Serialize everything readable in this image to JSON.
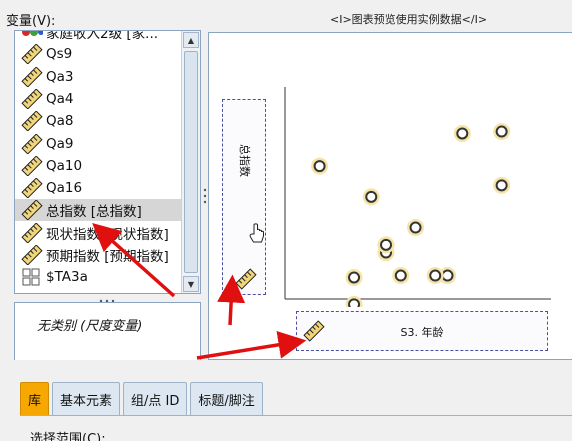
{
  "header": {
    "variables_label": "变量(V):",
    "preview_caption": "<I>图表预览使用实例数据</I>"
  },
  "variables": [
    {
      "label": "家庭收入2级 [家...",
      "icon": "nominal-balls-icon"
    },
    {
      "label": "Qs9",
      "icon": "scale-ruler-icon"
    },
    {
      "label": "Qa3",
      "icon": "scale-ruler-icon"
    },
    {
      "label": "Qa4",
      "icon": "scale-ruler-icon"
    },
    {
      "label": "Qa8",
      "icon": "scale-ruler-icon"
    },
    {
      "label": "Qa9",
      "icon": "scale-ruler-icon"
    },
    {
      "label": "Qa10",
      "icon": "scale-ruler-icon"
    },
    {
      "label": "Qa16",
      "icon": "scale-ruler-icon"
    },
    {
      "label": "总指数 [总指数]",
      "icon": "scale-ruler-icon",
      "selected": true
    },
    {
      "label": "现状指数 [现状指数]",
      "icon": "scale-ruler-icon"
    },
    {
      "label": "预期指数 [预期指数]",
      "icon": "scale-ruler-icon"
    },
    {
      "label": "$TA3a",
      "icon": "multiple-response-set-icon"
    }
  ],
  "category_panel": {
    "text": "无类别 (尺度变量)"
  },
  "chart_preview": {
    "y_axis_variable": "总指数",
    "x_axis_variable": "S3. 年龄"
  },
  "chart_data": {
    "type": "scatter",
    "x": [
      0.1,
      0.31,
      0.37,
      0.37,
      0.43,
      0.49,
      0.68,
      0.84,
      0.84,
      0.24,
      0.24,
      0.62,
      0.57
    ],
    "y": [
      0.64,
      0.48,
      0.19,
      0.23,
      0.07,
      0.32,
      0.81,
      0.82,
      0.54,
      0.06,
      -0.08,
      0.07,
      0.07
    ],
    "xlim": [
      0,
      1
    ],
    "ylim": [
      0,
      1
    ]
  },
  "tabs": [
    {
      "label": "库",
      "active": true
    },
    {
      "label": "基本元素"
    },
    {
      "label": "组/点 ID"
    },
    {
      "label": "标题/脚注"
    }
  ],
  "bottom": {
    "label": "选择范围(C):"
  },
  "colors": {
    "tab_active": "#f6a800",
    "annotation_arrow": "#e01010",
    "drop_zone_border": "#4a4fa0",
    "point_halo": "#f6e3a6"
  }
}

*****

[Task requirements]: Without the pictures, reproduce every line of the records above exactly.

[The output]:
Serialize everything readable in this image to JSON.
{
  "header": {
    "variables_label": "变量(V):",
    "preview_caption": "<I>图表预览使用实例数据</I>"
  },
  "variables": [
    {
      "label": "家庭收入2级 [家...",
      "icon": "nominal-balls-icon"
    },
    {
      "label": "Qs9",
      "icon": "scale-ruler-icon"
    },
    {
      "label": "Qa3",
      "icon": "scale-ruler-icon"
    },
    {
      "label": "Qa4",
      "icon": "scale-ruler-icon"
    },
    {
      "label": "Qa8",
      "icon": "scale-ruler-icon"
    },
    {
      "label": "Qa9",
      "icon": "scale-ruler-icon"
    },
    {
      "label": "Qa10",
      "icon": "scale-ruler-icon"
    },
    {
      "label": "Qa16",
      "icon": "scale-ruler-icon"
    },
    {
      "label": "总指数 [总指数]",
      "icon": "scale-ruler-icon",
      "selected": true
    },
    {
      "label": "现状指数 [现状指数]",
      "icon": "scale-ruler-icon"
    },
    {
      "label": "预期指数 [预期指数]",
      "icon": "scale-ruler-icon"
    },
    {
      "label": "$TA3a",
      "icon": "multiple-response-set-icon"
    }
  ],
  "category_panel": {
    "text": "无类别 (尺度变量)"
  },
  "chart_preview": {
    "y_axis_variable": "总指数",
    "x_axis_variable": "S3. 年龄"
  },
  "chart_data": {
    "type": "scatter",
    "x": [
      0.1,
      0.31,
      0.37,
      0.37,
      0.43,
      0.49,
      0.68,
      0.84,
      0.84,
      0.24,
      0.24,
      0.62,
      0.57
    ],
    "y": [
      0.64,
      0.48,
      0.19,
      0.23,
      0.07,
      0.32,
      0.81,
      0.82,
      0.54,
      0.06,
      -0.08,
      0.07,
      0.07
    ],
    "xlim": [
      0,
      1
    ],
    "ylim": [
      0,
      1
    ]
  },
  "tabs": [
    {
      "label": "库",
      "active": true
    },
    {
      "label": "基本元素"
    },
    {
      "label": "组/点 ID"
    },
    {
      "label": "标题/脚注"
    }
  ],
  "bottom": {
    "label": "选择范围(C):"
  },
  "colors": {
    "tab_active": "#f6a800",
    "annotation_arrow": "#e01010",
    "drop_zone_border": "#4a4fa0",
    "point_halo": "#f6e3a6"
  }
}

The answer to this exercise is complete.